== Da svolgere ==
a. Stabilisci se le affermazioni (i), (ii) e (iii) concordano con il testo sul ritorno al Padre, rispondendo sì o no e citando alla lettera le parole decisive. (i) La lettura del lunedì è tratta dai Capitoli sull'Incarnazione di san Massimo il Confessore. (ii) Nella lettura del martedì, gli apostoli si rallegrano all'annuncio della partenza del Signore. (iii) Nella lettura del lunedì, chi ha vinto il mondo delle passioni avrà ancora afflizioni.
b. Ricopia senza alcuna modifica il passo del testo sul ritorno al Padre compreso tra "Se mi amaste, dice" e "Dio, ‑ vi rallegrereste che io vado dal Padre.", estremi inclusi.

== Testo fornito ==
------------------------------------------------------------------------

T E M P O  D I  P A S Q U A

Sesta Settimana

 

Il ritorno al Padre

 

Cristo si è fatto Figlio dell'uomo, perché noi fossimo figli di Dio, e ci ha lasciato il comandamento dell'amore, perché lo seguissimo nel salire al Padre. In questa nostra ascesa si alternano lotta e riposo. ma ci e sempre possibile trovare il Padre nel cielo dell'anima.

 

139

 

Lunedì

 

Dai Capitoli sull’Incarnazione di san Massimo il Confessore.

II Centuria,94‑95. Filocalia,Torino,1983,Vol.2°,162‑163.

 

Finché uno passa con fortezza attraverso i divini combattimenti dell'ascesi, in virtù dei precetti evangelici trattiene presso di sé il Verbo venuto nel mondo da parte del Padre. Ma una volta che si è liberato dalle lotte contro le passioni proprie della via ascetica, e si è rivelato vincitore delle passioni e dei demoni, raggiunge la contemplazione. Allora, permette al Verbo di lasciare di nuovo il mondo e di andare al Padre.

Per questo il Signore dice ai discepoli: Voi mi avete amato, e avete creduto che io sono venuto da Dio. Sono uscito dal Padre e sono venuto nel mondo; ora lascio di nuovo il mondo, e vado al Padre. Probabilmente, Cristo chiama "mondo" la faticosa attività delle virtù ascetiche e "Padre" quello stato dell'intelletto che trascende il mondo ed è libero da ogni percezione materiale. In questo stato il Verbo di Dio è in noi e fa cessare la battaglia contro le passioni e i demoni.

Chi mediante l'ascesi è riuscito a mettere a morte le membra che sono sulla terra e a vincere con la parola dei comandamenti il mondo delle passioni che aveva in sé, non avrà ormai più alcuna afflizione; ha già lasciato il mondo e dimora in Cristo che ha vinto il mondo delle passioni ed è elargitore di ogni pace.

 

 

 140

 

Martedì

 

Dai Discorsi di san Leone Magno.

Sermo 77. PL 54,414.

 

L’incarnazione del Verbo viene indicata agli apostoli come promozione dell'uomo: essi erano rimasti turbati per l'annuncio della partenza del Signore, e Cristo li richiama alle gioie eterne, additando l'accrescimento della sua stessa gloria.

Se mi amaste, dice Gesù, vi rallegrereste che io vado dal Padre. Come se il Signore dichiarasse: "Se riusciste a vedere con conoscenza piena quale gloria a voi deriva dal fatto che io, generato dal Padre, sia nato anche da una madre umana; Signore dell'eternità abbia voluto essere uno dei mortali; invisibile come sono mi sia mostrato visibile e abbia accolto la natura di servo pur essendo Dio, ‑ vi rallegrereste che io vado dal Padre.

------------------------------------------------------------------------

== Sezione dati ==

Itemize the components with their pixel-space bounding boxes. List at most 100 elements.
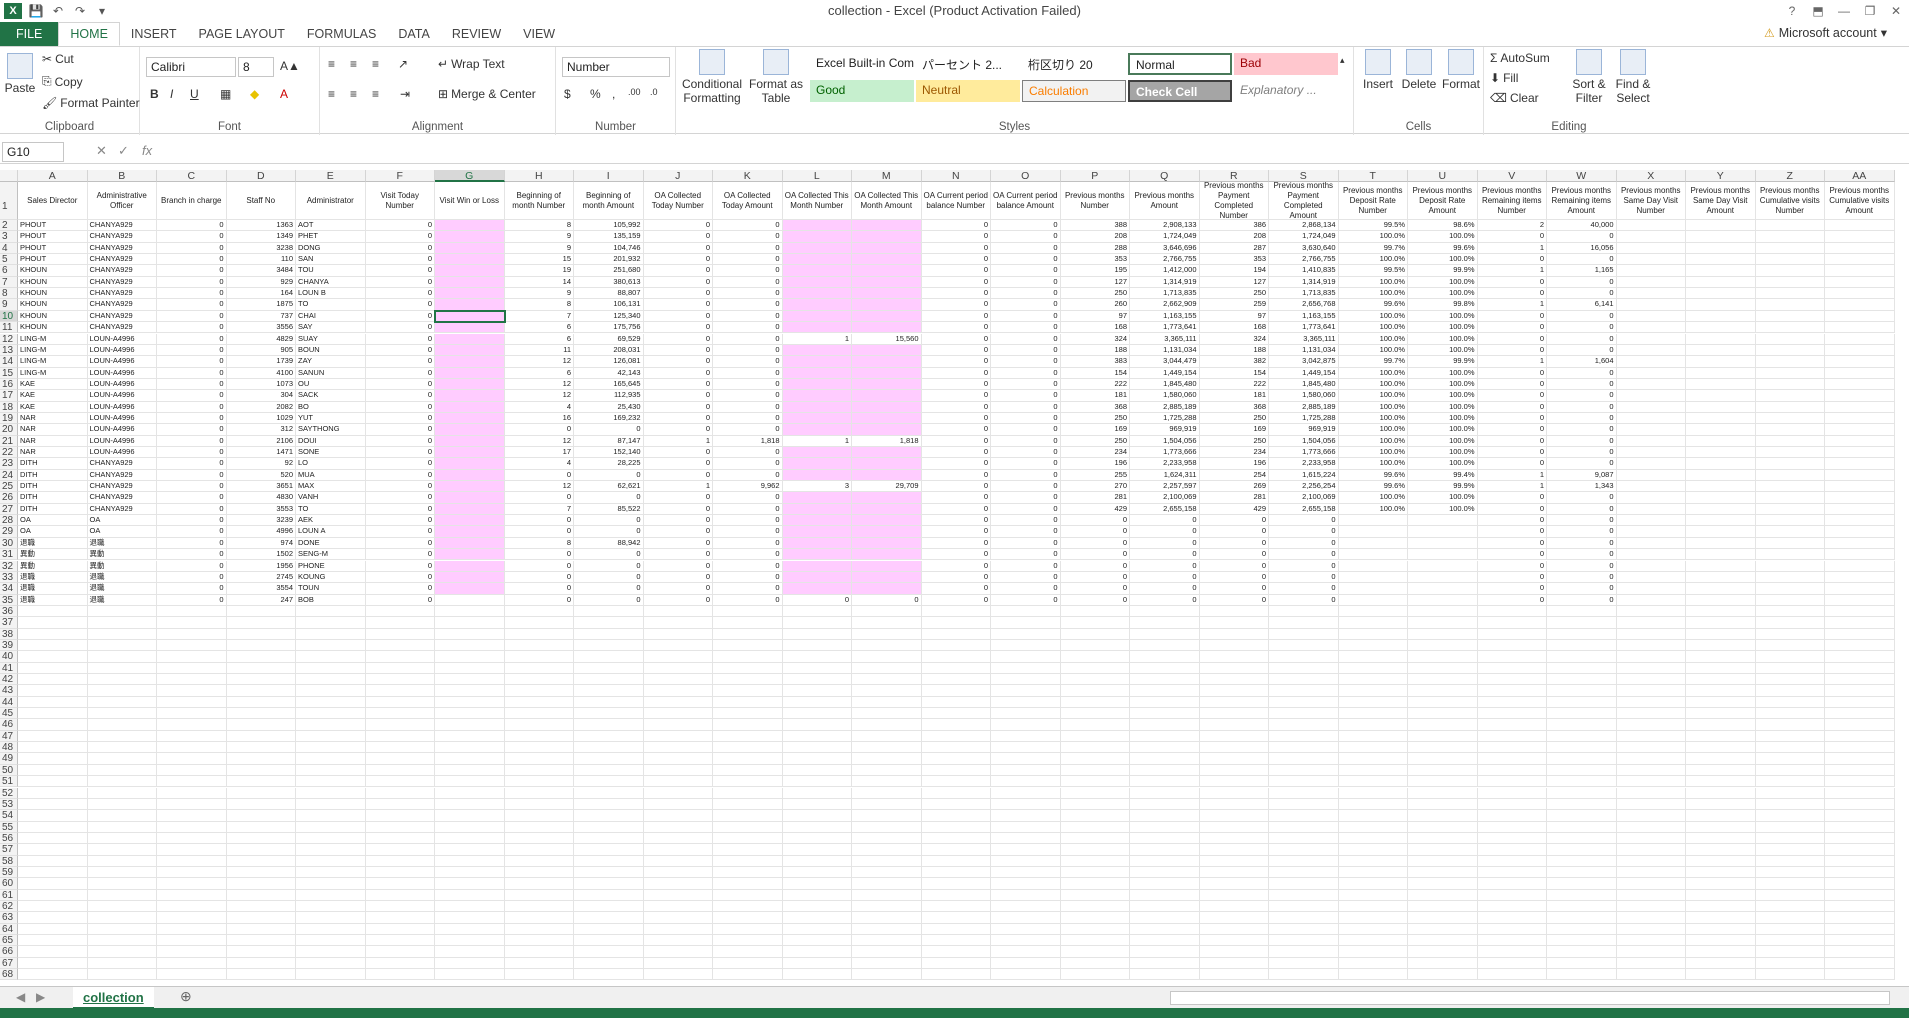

------------------------------------------------------------------------

== Risposte ai compiti ==
a.
(i) Sì: «Dai Capitoli sull’Incarnazione di san Massimo il Confessore.»
(ii) No: «essi erano rimasti turbati per l'annuncio della partenza del Signore»
(iii) No: «non avrà ormai più alcuna afflizione»

b.
Se mi amaste, dice Gesù, vi rallegrereste che io vado dal Padre. Come se il Signore dichiarasse: "Se riusciste a vedere con conoscenza piena quale gloria a voi deriva dal fatto che io, generato dal Padre, sia nato anche da una madre umana; Signore dell'eternità abbia voluto essere uno dei mortali; invisibile come sono mi sia mostrato visibile e abbia accolto la natura di servo pur essendo Dio, ‑ vi rallegrereste che io vado dal Padre.